>> Begin
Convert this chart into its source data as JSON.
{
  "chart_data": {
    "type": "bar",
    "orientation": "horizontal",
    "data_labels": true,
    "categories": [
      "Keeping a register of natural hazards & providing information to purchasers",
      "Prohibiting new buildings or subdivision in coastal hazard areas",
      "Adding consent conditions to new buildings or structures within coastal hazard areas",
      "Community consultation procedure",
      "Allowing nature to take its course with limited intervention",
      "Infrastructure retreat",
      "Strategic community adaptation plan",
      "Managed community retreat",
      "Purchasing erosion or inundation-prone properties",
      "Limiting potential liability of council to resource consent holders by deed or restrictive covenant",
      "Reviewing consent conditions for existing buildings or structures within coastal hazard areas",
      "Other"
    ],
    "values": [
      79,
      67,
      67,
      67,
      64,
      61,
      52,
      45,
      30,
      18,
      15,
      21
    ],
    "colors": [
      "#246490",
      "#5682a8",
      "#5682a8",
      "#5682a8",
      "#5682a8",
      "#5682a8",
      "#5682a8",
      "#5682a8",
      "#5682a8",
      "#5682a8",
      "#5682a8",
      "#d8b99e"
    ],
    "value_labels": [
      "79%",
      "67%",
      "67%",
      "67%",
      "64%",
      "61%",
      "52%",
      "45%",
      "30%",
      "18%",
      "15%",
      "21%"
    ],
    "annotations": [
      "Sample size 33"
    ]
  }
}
>> End
● **WHAT TO PRODUCE**
Reproduce each line holding the word "structures".

● **REPLY TO THE EXERCISE**
      "Adding consent conditions to new buildings or structures within coastal hazard areas",
      "Reviewing consent conditions for existing buildings or structures within coastal hazard areas",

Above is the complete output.